§ **TASK DESCRIPTION**
Copy each line below without leaving any out.

§ **MATERIAL FOR THIS EXERCISE**
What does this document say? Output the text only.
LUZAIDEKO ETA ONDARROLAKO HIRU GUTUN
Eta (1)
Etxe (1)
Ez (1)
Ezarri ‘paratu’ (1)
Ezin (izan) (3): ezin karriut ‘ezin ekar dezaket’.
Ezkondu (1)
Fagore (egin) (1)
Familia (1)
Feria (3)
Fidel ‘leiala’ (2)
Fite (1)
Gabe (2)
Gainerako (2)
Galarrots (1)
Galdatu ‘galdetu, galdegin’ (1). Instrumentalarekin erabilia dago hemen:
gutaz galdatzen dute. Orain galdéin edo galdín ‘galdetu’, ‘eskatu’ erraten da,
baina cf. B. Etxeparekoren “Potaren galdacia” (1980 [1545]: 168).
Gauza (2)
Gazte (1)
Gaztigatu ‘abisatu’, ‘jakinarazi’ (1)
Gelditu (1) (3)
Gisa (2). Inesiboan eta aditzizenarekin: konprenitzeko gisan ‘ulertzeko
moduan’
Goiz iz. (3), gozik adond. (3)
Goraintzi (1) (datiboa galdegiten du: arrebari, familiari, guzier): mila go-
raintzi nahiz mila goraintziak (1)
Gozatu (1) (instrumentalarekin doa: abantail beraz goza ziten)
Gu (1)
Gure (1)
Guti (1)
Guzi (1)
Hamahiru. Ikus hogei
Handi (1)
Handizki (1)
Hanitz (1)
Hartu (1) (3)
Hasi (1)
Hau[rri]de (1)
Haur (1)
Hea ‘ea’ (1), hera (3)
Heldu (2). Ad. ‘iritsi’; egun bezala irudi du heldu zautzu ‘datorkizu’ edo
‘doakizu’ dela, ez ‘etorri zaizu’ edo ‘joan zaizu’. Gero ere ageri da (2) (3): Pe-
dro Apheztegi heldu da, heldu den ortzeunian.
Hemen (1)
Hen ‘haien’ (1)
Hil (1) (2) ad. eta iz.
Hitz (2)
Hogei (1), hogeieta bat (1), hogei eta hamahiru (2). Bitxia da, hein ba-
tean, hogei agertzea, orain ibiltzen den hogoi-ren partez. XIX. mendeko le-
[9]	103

§ **COMPLETE RESPONSE**
What does this document say? Output the text only.
LUZAIDEKO ETA ONDARROLAKO HIRU GUTUN
Eta (1)
Etxe (1)
Ez (1)
Ezarri ‘paratu’ (1)
Ezin (izan) (3): ezin karriut ‘ezin ekar dezaket’.
Ezkondu (1)
Fagore (egin) (1)
Familia (1)
Feria (3)
Fidel ‘leiala’ (2)
Fite (1)
Gabe (2)
Gainerako (2)
Galarrots (1)
Galdatu ‘galdetu, galdegin’ (1). Instrumentalarekin erabilia dago hemen:
gutaz galdatzen dute. Orain galdéin edo galdín ‘galdetu’, ‘eskatu’ erraten da,
baina cf. B. Etxeparekoren “Potaren galdacia” (1980 [1545]: 168).
Gauza (2)
Gazte (1)
Gaztigatu ‘abisatu’, ‘jakinarazi’ (1)
Gelditu (1) (3)
Gisa (2). Inesiboan eta aditzizenarekin: konprenitzeko gisan ‘ulertzeko
moduan’
Goiz iz. (3), gozik adond. (3)
Goraintzi (1) (datiboa galdegiten du: arrebari, familiari, guzier): mila go-
raintzi nahiz mila goraintziak (1)
Gozatu (1) (instrumentalarekin doa: abantail beraz goza ziten)
Gu (1)
Gure (1)
Guti (1)
Guzi (1)
Hamahiru. Ikus hogei
Handi (1)
Handizki (1)
Hanitz (1)
Hartu (1) (3)
Hasi (1)
Hau[rri]de (1)
Haur (1)
Hea ‘ea’ (1), hera (3)
Heldu (2). Ad. ‘iritsi’; egun bezala irudi du heldu zautzu ‘datorkizu’ edo
‘doakizu’ dela, ez ‘etorri zaizu’ edo ‘joan zaizu’. Gero ere ageri da (2) (3): Pe-
dro Apheztegi heldu da, heldu den ortzeunian.
Hemen (1)
Hen ‘haien’ (1)
Hil (1) (2) ad. eta iz.
Hitz (2)
Hogei (1), hogeieta bat (1), hogei eta hamahiru (2). Bitxia da, hein ba-
tean, hogei agertzea, orain ibiltzen den hogoi-ren partez. XIX. mendeko le-
[9]	103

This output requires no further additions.